### Supplied material
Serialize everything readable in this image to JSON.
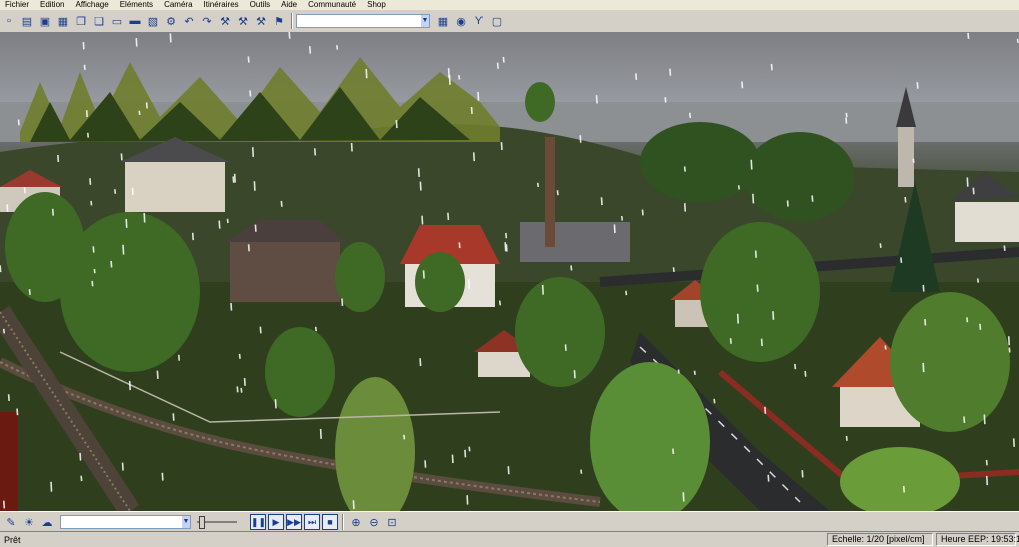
{
  "menu": [
    "Fichier",
    "Edition",
    "Affichage",
    "Eléments",
    "Caméra",
    "Itinéraires",
    "Outils",
    "Aide",
    "Communauté",
    "Shop"
  ],
  "toolbar": {
    "icons": [
      "new-icon",
      "open-icon",
      "save-icon",
      "save-as-icon",
      "copy-icon",
      "paste-icon",
      "print-icon",
      "preview-icon",
      "export-icon",
      "settings-icon",
      "undo-icon",
      "redo-icon",
      "track-edit-icon",
      "road-edit-icon",
      "tram-edit-icon",
      "water-edit-icon"
    ],
    "glyphs": [
      "▫",
      "▤",
      "▣",
      "▦",
      "❐",
      "❏",
      "▭",
      "▬",
      "▧",
      "⚙",
      "↶",
      "↷",
      "⚒",
      "⚒",
      "⚒",
      "⚑"
    ],
    "combo_value": "",
    "right_icons": [
      "map-icon",
      "globe-icon",
      "tools-icon",
      "info-icon"
    ],
    "right_glyphs": [
      "▦",
      "◉",
      "ϒ",
      "▢"
    ]
  },
  "bottom": {
    "left_icons": [
      "edit-icon",
      "light-icon",
      "weather-icon"
    ],
    "left_glyphs": [
      "✎",
      "☀",
      "☁"
    ],
    "combo_value": "",
    "play_icons": [
      "pause-icon",
      "play-icon",
      "forward-icon",
      "fast-forward-icon",
      "stop-icon"
    ],
    "play_glyphs": [
      "❚❚",
      "▶",
      "▶▶",
      "⏭",
      "■"
    ],
    "zoom_icons": [
      "zoom-in-icon",
      "zoom-out-icon",
      "zoom-reset-icon"
    ],
    "zoom_glyphs": [
      "⊕",
      "⊖",
      "⊡"
    ]
  },
  "status": {
    "ready": "Prêt",
    "scale": "Echelle:  1/20 [pixel/cm]",
    "time": "Heure EEP:  19:53:1"
  },
  "colors": {
    "sky": "#8e9196",
    "grass": "#37461f",
    "accent": "#1b3f8f"
  }
}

### Exercise objective
Repeat the preceding records precisely, and leave every picture out of the copy.

### Expected answer
Serialize everything readable in this image to JSON.
{
  "menu": [
    "Fichier",
    "Edition",
    "Affichage",
    "Eléments",
    "Caméra",
    "Itinéraires",
    "Outils",
    "Aide",
    "Communauté",
    "Shop"
  ],
  "toolbar": {
    "icons": [
      "new-icon",
      "open-icon",
      "save-icon",
      "save-as-icon",
      "copy-icon",
      "paste-icon",
      "print-icon",
      "preview-icon",
      "export-icon",
      "settings-icon",
      "undo-icon",
      "redo-icon",
      "track-edit-icon",
      "road-edit-icon",
      "tram-edit-icon",
      "water-edit-icon"
    ],
    "glyphs": [
      "▫",
      "▤",
      "▣",
      "▦",
      "❐",
      "❏",
      "▭",
      "▬",
      "▧",
      "⚙",
      "↶",
      "↷",
      "⚒",
      "⚒",
      "⚒",
      "⚑"
    ],
    "combo_value": "",
    "right_icons": [
      "map-icon",
      "globe-icon",
      "tools-icon",
      "info-icon"
    ],
    "right_glyphs": [
      "▦",
      "◉",
      "ϒ",
      "▢"
    ]
  },
  "bottom": {
    "left_icons": [
      "edit-icon",
      "light-icon",
      "weather-icon"
    ],
    "left_glyphs": [
      "✎",
      "☀",
      "☁"
    ],
    "combo_value": "",
    "play_icons": [
      "pause-icon",
      "play-icon",
      "forward-icon",
      "fast-forward-icon",
      "stop-icon"
    ],
    "play_glyphs": [
      "❚❚",
      "▶",
      "▶▶",
      "⏭",
      "■"
    ],
    "zoom_icons": [
      "zoom-in-icon",
      "zoom-out-icon",
      "zoom-reset-icon"
    ],
    "zoom_glyphs": [
      "⊕",
      "⊖",
      "⊡"
    ]
  },
  "status": {
    "ready": "Prêt",
    "scale": "Echelle:  1/20 [pixel/cm]",
    "time": "Heure EEP:  19:53:1"
  },
  "colors": {
    "sky": "#8e9196",
    "grass": "#37461f",
    "accent": "#1b3f8f"
  }
}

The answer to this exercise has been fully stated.